◆ WHAT TO DO ◆
Copy each line of the records that contains the word "marker".
---------- DATA ENTRIES
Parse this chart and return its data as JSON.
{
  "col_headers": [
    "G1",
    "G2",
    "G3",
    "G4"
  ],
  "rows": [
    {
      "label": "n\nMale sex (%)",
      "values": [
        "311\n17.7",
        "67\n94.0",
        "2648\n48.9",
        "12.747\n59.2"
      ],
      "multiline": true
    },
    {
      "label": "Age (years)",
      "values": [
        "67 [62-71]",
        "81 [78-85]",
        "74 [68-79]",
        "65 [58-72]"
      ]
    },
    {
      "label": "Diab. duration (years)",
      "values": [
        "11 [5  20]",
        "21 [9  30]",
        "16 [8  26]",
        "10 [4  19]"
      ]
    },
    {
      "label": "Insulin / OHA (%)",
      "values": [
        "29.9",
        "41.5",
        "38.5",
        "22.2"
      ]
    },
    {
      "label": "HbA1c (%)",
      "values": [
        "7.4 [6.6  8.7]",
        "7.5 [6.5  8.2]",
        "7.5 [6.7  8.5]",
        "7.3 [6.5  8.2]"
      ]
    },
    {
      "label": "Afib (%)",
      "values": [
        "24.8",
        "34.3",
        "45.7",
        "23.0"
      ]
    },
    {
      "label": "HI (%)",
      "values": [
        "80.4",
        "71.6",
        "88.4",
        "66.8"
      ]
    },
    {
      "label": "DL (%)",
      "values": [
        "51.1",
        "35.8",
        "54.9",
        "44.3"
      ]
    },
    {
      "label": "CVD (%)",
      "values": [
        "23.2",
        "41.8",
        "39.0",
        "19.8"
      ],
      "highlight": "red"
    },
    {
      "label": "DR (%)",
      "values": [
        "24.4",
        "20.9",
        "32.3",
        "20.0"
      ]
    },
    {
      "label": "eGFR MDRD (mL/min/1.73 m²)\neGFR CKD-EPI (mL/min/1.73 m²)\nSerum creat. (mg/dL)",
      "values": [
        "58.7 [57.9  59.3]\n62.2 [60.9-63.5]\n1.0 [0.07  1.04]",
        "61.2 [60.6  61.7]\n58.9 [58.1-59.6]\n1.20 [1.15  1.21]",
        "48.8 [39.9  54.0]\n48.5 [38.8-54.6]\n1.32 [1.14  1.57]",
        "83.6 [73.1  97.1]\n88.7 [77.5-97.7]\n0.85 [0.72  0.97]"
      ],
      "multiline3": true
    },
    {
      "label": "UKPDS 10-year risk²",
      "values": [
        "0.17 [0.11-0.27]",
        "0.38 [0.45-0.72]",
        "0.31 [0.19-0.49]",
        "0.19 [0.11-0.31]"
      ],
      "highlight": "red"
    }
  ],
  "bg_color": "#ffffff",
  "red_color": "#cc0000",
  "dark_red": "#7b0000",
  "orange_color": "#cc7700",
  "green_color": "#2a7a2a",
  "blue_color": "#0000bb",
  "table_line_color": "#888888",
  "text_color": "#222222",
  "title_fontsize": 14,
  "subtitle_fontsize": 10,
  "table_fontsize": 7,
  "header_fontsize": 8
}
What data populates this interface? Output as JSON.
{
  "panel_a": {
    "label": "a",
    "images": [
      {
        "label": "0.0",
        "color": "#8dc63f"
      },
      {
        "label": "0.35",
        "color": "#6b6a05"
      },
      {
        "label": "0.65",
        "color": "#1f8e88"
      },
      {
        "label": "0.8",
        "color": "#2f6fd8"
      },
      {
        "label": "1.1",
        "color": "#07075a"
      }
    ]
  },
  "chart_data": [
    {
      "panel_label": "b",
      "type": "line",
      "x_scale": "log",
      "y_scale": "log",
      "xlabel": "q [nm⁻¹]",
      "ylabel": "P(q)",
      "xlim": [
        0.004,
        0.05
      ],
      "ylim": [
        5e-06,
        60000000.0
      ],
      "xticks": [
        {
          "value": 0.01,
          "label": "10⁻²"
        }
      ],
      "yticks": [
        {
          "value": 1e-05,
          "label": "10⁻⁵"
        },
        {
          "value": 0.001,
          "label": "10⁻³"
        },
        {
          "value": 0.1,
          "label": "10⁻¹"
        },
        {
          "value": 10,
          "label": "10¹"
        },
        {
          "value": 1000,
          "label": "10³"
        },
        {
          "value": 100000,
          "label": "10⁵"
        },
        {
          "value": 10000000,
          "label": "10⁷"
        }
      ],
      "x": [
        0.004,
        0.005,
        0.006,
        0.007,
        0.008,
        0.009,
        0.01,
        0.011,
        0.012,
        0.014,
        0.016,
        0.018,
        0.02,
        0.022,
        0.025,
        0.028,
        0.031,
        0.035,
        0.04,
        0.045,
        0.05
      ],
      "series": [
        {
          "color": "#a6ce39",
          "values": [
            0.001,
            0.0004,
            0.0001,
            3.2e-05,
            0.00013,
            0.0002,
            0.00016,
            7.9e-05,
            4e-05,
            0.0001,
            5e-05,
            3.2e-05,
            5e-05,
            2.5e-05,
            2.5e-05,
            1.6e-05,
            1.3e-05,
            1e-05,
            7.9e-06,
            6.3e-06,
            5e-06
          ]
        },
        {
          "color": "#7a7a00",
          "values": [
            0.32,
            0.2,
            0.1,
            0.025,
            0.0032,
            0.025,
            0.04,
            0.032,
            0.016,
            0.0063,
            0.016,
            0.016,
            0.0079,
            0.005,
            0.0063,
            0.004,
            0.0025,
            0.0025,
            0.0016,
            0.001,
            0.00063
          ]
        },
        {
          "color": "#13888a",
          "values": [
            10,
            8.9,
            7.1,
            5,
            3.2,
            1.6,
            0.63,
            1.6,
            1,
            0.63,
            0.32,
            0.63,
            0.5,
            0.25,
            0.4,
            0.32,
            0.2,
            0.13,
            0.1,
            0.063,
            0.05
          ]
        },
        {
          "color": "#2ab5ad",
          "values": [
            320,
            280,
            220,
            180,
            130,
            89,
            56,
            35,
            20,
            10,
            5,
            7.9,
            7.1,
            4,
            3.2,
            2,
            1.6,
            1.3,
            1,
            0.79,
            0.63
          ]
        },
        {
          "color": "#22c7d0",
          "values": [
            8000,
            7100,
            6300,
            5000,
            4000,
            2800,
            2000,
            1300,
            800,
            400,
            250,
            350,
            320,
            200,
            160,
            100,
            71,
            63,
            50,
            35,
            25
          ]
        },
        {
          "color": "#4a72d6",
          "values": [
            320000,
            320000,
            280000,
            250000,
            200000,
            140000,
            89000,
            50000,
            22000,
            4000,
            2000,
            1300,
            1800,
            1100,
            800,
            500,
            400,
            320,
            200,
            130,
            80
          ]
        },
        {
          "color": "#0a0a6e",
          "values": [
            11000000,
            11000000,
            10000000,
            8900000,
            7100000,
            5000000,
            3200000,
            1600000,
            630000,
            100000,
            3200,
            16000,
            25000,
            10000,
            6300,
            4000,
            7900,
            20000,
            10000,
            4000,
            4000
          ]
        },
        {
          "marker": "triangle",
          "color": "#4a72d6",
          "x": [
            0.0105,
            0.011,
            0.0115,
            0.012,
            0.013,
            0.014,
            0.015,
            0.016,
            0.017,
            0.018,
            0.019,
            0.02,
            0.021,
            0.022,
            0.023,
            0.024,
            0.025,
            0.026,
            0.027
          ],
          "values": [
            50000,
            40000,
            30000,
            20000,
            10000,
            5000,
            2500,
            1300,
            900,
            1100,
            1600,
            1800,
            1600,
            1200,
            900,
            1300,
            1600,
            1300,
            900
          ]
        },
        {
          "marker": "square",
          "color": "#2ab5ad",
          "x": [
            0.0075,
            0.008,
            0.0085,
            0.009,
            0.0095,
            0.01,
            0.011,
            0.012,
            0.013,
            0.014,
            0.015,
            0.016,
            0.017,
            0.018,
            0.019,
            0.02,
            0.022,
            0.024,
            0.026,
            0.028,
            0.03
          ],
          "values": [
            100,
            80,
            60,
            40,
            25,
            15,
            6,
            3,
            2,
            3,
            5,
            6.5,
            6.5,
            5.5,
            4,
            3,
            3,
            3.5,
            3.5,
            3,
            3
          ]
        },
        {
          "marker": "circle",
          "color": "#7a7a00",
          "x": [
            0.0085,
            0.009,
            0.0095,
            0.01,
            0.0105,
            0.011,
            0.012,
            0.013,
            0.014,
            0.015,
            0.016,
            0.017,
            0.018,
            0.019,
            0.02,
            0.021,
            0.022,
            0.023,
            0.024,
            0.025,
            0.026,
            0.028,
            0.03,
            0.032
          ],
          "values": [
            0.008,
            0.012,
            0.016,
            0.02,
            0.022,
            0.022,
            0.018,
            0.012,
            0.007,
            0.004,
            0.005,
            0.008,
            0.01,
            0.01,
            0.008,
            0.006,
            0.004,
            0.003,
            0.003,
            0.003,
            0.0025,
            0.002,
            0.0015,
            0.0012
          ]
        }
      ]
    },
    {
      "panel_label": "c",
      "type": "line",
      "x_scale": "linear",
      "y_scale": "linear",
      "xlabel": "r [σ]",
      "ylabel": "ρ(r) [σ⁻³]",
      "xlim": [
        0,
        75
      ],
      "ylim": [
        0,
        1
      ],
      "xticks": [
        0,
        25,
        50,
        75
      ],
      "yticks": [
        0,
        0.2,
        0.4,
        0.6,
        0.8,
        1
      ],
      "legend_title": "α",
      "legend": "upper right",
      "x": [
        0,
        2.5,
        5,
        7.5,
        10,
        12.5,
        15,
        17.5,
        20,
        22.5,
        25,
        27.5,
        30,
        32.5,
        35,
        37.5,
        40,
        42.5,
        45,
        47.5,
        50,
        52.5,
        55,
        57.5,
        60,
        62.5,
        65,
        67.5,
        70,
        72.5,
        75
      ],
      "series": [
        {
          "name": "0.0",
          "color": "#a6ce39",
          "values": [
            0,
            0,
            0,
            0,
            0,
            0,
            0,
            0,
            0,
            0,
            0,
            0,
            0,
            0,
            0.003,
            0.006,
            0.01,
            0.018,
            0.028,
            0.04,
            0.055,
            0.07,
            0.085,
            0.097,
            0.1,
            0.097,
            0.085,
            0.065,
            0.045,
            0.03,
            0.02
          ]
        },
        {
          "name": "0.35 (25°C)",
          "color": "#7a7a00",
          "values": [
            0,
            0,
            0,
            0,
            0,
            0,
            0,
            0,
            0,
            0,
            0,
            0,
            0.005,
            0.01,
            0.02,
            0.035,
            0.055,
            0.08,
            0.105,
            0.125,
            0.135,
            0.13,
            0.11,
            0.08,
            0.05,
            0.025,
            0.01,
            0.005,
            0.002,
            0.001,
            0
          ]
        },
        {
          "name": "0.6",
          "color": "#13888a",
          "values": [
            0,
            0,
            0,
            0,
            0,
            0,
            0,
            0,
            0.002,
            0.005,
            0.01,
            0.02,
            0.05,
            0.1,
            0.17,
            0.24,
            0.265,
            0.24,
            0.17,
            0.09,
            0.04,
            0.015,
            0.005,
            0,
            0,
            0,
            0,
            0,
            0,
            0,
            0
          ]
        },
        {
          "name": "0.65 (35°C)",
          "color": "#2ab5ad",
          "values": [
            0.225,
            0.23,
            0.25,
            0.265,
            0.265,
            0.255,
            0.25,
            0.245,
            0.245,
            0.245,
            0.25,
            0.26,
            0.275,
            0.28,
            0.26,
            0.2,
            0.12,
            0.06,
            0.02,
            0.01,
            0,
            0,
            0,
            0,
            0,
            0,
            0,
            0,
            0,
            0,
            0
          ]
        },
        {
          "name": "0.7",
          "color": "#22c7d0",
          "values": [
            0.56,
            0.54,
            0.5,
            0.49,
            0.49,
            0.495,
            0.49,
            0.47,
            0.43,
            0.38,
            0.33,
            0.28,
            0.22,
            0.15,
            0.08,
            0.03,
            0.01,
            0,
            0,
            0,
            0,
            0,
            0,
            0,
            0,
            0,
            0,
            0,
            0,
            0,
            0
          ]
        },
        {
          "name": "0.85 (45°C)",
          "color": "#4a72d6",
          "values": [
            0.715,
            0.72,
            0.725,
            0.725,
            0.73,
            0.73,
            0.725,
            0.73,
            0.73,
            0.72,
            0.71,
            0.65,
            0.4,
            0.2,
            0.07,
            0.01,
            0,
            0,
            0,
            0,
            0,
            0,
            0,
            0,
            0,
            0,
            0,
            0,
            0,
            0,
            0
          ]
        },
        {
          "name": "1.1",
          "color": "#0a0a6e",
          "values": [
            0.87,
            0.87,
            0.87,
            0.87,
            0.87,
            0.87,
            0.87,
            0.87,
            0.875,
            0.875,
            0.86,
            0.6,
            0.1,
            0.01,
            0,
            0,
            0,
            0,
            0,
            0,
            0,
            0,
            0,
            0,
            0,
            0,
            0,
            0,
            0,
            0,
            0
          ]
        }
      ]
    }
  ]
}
--------------------
◆ SOLUTION FOR THIS TASK ◆
          "marker": "triangle",
          "marker": "square",
          "marker": "circle",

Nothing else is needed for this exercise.